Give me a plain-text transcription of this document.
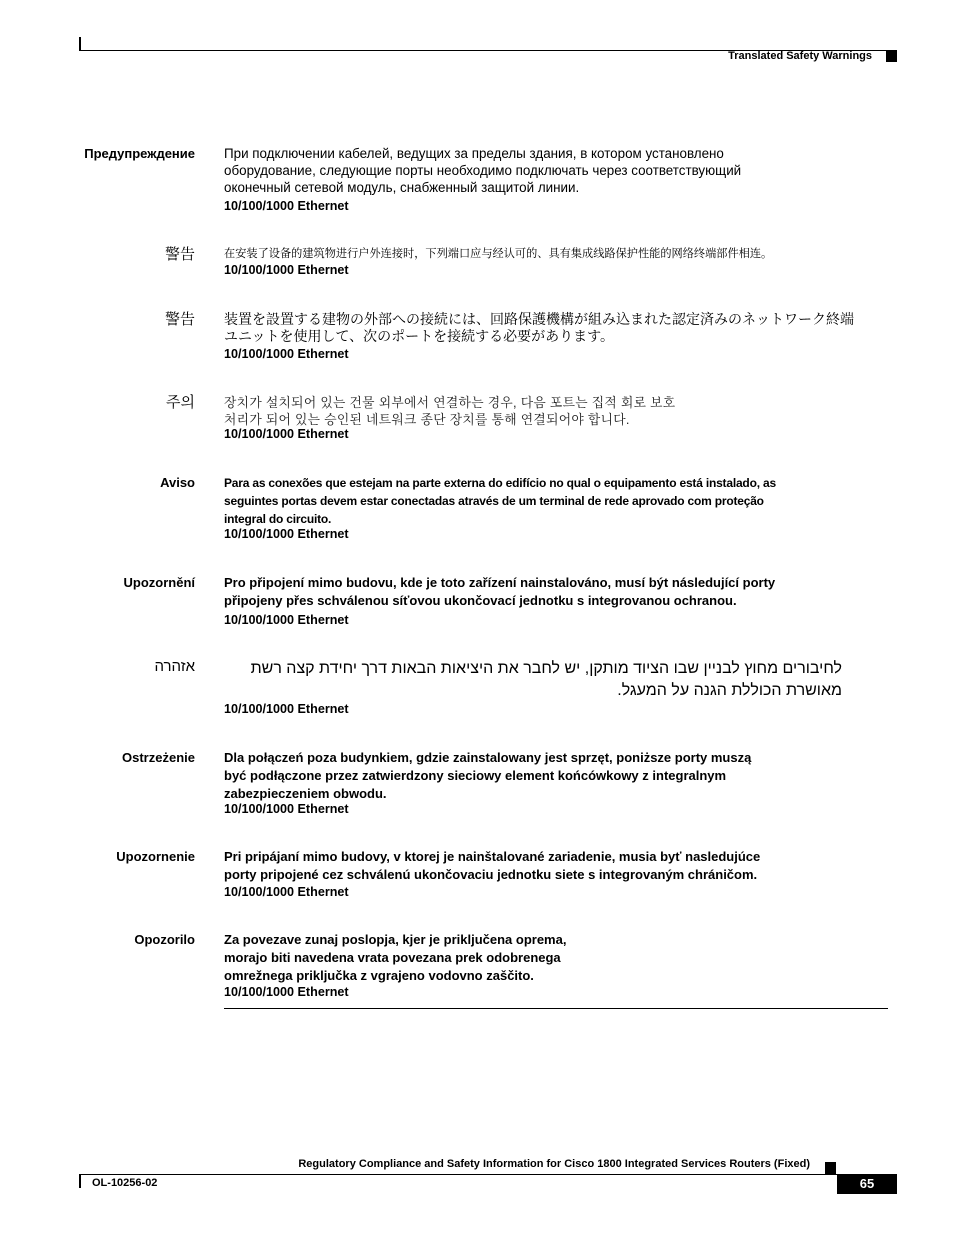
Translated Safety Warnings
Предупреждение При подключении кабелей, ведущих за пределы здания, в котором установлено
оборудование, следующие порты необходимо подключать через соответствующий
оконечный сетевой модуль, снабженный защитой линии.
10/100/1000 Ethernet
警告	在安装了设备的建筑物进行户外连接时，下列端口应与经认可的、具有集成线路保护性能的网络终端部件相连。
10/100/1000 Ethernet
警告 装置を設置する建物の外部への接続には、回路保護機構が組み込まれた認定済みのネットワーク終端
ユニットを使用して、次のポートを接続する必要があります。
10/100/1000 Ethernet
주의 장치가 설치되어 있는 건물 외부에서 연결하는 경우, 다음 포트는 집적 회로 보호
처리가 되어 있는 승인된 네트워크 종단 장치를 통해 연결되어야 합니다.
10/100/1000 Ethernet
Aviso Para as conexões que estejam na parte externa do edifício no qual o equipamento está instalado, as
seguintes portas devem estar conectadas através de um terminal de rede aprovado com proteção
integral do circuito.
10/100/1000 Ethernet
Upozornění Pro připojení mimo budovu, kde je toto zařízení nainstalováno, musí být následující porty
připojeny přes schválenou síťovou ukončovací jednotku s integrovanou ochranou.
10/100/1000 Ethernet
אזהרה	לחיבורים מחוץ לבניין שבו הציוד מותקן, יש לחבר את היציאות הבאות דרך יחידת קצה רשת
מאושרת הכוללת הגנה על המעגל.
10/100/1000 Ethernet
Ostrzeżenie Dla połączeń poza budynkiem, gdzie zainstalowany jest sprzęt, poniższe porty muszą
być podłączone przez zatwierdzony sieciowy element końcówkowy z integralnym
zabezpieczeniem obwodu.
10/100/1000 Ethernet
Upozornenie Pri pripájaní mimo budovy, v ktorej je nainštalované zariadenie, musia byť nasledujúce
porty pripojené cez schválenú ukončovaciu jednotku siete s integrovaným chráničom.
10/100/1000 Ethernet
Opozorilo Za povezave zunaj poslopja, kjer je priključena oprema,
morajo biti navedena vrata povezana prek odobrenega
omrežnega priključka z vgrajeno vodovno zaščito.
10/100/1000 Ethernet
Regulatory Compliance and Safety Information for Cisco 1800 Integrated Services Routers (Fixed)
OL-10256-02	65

........

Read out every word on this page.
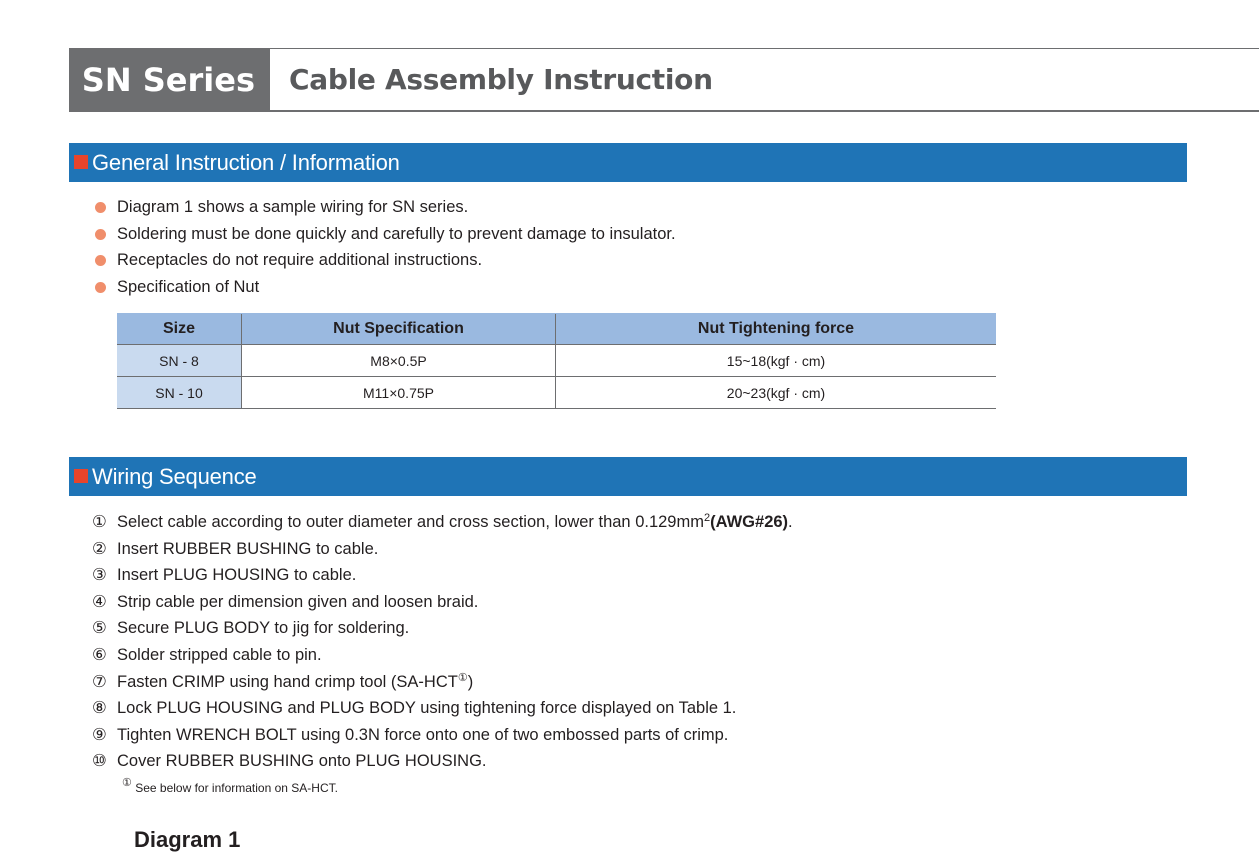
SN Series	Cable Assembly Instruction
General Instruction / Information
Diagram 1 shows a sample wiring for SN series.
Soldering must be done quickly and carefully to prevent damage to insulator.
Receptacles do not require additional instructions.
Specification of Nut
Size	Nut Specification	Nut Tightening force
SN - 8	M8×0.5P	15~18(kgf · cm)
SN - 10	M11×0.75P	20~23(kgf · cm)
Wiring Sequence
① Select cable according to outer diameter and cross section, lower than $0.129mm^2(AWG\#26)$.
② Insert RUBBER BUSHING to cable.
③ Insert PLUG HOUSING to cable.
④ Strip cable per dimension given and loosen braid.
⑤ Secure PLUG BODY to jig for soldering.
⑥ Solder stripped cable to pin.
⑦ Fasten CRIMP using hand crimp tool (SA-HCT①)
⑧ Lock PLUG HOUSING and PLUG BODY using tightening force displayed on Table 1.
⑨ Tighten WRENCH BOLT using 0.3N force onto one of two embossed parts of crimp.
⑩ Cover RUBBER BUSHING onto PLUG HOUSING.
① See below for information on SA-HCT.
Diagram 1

........

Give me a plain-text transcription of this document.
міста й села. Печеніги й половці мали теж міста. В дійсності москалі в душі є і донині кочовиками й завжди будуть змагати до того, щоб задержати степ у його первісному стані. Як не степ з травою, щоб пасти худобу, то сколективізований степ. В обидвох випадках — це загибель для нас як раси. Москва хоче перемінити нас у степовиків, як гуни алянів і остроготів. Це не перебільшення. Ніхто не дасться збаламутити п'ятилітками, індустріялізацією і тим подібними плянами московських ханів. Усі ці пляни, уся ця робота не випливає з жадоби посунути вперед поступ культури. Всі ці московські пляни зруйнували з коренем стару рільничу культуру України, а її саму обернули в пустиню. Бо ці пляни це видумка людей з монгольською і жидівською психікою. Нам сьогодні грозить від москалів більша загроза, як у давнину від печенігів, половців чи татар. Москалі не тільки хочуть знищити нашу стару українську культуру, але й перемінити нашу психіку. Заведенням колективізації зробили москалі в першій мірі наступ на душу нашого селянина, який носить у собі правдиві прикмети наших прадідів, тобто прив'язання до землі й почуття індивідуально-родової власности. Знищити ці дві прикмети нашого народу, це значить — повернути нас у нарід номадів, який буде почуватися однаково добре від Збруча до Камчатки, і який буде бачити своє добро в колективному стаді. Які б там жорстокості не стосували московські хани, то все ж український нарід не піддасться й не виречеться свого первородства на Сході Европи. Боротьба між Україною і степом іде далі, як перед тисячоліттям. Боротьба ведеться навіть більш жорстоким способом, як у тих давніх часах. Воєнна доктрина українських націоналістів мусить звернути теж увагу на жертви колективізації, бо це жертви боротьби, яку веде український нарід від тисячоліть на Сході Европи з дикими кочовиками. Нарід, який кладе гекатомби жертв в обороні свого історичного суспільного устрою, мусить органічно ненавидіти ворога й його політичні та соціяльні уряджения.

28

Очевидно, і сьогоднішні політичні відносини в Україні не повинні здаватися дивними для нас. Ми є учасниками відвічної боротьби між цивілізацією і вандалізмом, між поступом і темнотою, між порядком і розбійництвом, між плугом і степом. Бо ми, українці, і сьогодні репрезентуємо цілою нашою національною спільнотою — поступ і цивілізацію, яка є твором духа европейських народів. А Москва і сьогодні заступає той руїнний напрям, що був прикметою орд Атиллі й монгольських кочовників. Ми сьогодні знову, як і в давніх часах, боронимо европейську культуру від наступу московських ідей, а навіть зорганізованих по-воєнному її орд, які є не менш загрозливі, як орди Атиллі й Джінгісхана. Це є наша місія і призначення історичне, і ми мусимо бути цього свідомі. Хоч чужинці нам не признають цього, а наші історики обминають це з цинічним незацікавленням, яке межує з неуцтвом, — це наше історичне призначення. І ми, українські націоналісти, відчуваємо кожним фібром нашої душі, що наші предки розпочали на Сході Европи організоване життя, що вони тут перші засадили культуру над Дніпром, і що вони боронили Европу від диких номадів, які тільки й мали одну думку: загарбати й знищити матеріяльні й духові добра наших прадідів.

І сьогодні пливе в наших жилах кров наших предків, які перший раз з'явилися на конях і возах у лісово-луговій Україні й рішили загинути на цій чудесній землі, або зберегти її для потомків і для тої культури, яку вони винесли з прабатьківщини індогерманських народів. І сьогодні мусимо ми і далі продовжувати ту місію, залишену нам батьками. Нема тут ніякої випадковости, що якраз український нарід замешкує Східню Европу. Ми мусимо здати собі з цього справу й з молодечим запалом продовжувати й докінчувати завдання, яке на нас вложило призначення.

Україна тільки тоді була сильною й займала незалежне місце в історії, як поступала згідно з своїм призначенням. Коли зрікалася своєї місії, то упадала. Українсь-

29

........

WHAT YOU NEED TO DO:
Tally the lines in the listing that hold "RUBBER" and report the number alone.

EXERCISE OUTPUT:
2